* TASK DESCRIPTION *
Report how many lines of the records below include the word "NCEP". Give nothing but the number.
-- START OF TASK DATA --
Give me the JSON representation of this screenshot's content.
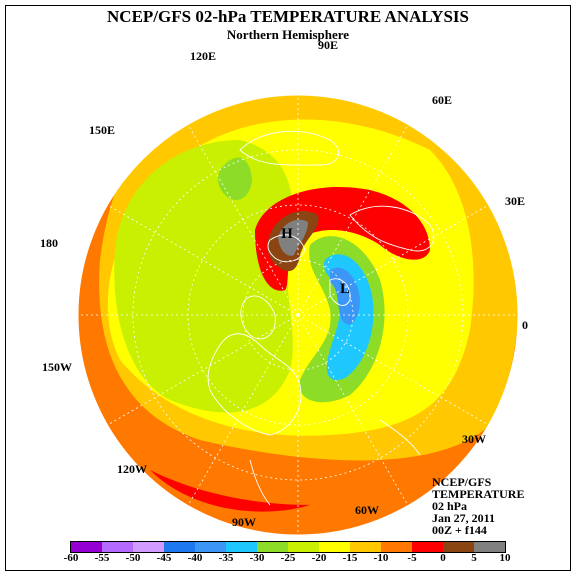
{
  "title": "NCEP/GFS 02-hPa TEMPERATURE ANALYSIS",
  "subtitle": "Northern Hemisphere",
  "longitude_labels": {
    "e90": "90E",
    "e120": "120E",
    "e60": "60E",
    "e150": "150E",
    "e30": "30E",
    "l180": "180",
    "l0": "0",
    "w150": "150W",
    "w30": "30W",
    "w120": "120W",
    "w60": "60W",
    "w90": "90W"
  },
  "markers": {
    "high": "H",
    "low": "L"
  },
  "info": {
    "line1": "NCEP/GFS",
    "line2": "TEMPERATURE",
    "line3": "02 hPa",
    "line4": "Jan 27, 2011",
    "line5": "00Z + f144"
  },
  "legend": {
    "ticks": [
      "-60",
      "-55",
      "-50",
      "-45",
      "-40",
      "-35",
      "-30",
      "-25",
      "-20",
      "-15",
      "-10",
      "-5",
      "0",
      "5",
      "10"
    ],
    "colors": [
      "#9400d3",
      "#b469ff",
      "#d29bff",
      "#1e78f0",
      "#3c96f5",
      "#1ec8ff",
      "#8cdc28",
      "#c8f000",
      "#ffff00",
      "#ffc800",
      "#ff7800",
      "#ff0000",
      "#8b4513",
      "#808080"
    ]
  },
  "colors": {
    "coast": "#ffffff",
    "grid": "#ffffff"
  }
}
-- END OF TASK DATA --
* SOLUTION FOR THIS PROBLEM *
2